_WORK INSTRUCTIONS_
Give only one thing: the number of lines that include the word "telenovela".

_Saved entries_
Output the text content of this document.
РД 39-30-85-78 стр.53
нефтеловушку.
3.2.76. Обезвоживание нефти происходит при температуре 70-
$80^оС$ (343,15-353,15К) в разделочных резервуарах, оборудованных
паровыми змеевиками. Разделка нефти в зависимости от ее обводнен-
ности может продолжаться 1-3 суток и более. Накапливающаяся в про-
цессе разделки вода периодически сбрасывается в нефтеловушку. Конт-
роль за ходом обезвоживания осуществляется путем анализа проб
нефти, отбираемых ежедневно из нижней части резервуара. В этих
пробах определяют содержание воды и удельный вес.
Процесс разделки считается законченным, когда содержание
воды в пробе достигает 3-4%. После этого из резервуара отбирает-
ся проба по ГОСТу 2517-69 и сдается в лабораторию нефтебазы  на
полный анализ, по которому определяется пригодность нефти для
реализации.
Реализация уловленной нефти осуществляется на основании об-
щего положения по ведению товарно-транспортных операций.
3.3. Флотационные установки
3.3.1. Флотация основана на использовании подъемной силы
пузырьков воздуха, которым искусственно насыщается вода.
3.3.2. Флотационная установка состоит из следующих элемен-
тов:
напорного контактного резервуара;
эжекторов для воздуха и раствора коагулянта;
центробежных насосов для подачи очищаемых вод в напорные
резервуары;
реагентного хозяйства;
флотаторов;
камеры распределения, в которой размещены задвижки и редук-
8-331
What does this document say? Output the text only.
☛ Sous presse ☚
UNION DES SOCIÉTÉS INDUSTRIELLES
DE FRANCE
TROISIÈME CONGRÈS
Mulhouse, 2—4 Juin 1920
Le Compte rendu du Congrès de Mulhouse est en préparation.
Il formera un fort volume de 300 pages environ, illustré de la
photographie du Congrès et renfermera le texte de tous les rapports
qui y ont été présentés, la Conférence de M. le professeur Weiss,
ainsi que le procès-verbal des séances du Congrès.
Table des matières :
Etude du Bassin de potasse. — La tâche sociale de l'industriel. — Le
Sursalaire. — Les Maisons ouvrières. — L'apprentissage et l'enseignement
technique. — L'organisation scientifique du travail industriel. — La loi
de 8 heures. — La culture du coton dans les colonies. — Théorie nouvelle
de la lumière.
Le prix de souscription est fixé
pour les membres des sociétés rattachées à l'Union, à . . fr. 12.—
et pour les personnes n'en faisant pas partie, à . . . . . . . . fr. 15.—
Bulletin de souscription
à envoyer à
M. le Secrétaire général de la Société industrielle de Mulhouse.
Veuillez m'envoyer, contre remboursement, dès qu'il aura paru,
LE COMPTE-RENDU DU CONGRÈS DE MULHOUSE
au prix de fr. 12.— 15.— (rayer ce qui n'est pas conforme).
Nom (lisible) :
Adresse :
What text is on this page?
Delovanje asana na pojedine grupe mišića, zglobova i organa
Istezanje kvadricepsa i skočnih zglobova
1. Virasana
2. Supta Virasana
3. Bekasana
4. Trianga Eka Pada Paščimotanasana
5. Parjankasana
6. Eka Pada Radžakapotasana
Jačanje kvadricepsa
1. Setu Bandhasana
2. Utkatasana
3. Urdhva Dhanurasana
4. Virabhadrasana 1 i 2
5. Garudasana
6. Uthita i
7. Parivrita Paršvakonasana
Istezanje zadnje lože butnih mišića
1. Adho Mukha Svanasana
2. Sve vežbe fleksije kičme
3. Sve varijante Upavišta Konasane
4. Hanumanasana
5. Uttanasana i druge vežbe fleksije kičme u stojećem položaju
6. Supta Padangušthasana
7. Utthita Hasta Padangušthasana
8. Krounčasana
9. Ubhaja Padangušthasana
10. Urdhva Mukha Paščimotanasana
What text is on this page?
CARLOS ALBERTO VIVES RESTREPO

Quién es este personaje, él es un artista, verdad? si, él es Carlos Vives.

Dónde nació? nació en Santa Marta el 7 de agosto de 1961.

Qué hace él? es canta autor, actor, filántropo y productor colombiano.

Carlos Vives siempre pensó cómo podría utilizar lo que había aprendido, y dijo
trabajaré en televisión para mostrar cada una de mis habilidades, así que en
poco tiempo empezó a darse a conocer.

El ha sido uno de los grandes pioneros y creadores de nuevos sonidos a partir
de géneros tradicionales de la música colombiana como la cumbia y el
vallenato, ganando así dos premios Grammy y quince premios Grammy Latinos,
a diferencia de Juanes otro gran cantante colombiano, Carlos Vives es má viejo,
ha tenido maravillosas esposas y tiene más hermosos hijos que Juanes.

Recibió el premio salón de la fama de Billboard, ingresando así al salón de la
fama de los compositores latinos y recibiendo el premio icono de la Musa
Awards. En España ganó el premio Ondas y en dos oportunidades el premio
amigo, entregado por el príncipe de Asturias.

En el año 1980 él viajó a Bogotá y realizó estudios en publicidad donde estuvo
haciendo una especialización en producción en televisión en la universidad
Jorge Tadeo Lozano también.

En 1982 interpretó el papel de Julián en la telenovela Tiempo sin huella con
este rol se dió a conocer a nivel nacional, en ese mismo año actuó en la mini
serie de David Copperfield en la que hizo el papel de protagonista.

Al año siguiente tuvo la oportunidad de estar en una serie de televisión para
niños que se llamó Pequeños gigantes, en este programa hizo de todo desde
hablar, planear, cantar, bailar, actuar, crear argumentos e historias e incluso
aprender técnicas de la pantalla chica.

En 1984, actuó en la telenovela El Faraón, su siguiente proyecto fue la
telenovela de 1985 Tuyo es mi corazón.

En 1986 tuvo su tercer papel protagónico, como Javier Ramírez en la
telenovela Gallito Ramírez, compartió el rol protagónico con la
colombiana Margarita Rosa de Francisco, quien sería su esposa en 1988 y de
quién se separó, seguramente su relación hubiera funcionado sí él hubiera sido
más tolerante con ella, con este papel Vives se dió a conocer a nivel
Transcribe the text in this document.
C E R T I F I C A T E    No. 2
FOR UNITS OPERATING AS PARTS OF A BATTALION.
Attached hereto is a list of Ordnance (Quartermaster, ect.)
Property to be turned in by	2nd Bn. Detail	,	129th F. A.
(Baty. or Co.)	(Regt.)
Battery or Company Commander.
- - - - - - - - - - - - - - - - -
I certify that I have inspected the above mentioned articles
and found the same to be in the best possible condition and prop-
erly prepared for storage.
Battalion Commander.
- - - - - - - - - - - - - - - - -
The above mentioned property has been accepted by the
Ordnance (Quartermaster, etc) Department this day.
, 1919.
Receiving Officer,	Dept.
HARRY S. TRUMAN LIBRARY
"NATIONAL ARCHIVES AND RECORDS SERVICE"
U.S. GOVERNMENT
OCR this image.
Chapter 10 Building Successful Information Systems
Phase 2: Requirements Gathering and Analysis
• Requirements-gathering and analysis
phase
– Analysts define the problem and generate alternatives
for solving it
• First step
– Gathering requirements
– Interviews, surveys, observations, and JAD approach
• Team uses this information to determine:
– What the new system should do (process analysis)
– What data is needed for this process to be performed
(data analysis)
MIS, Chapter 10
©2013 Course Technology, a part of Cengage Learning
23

_COMPLETE ANSWER_
4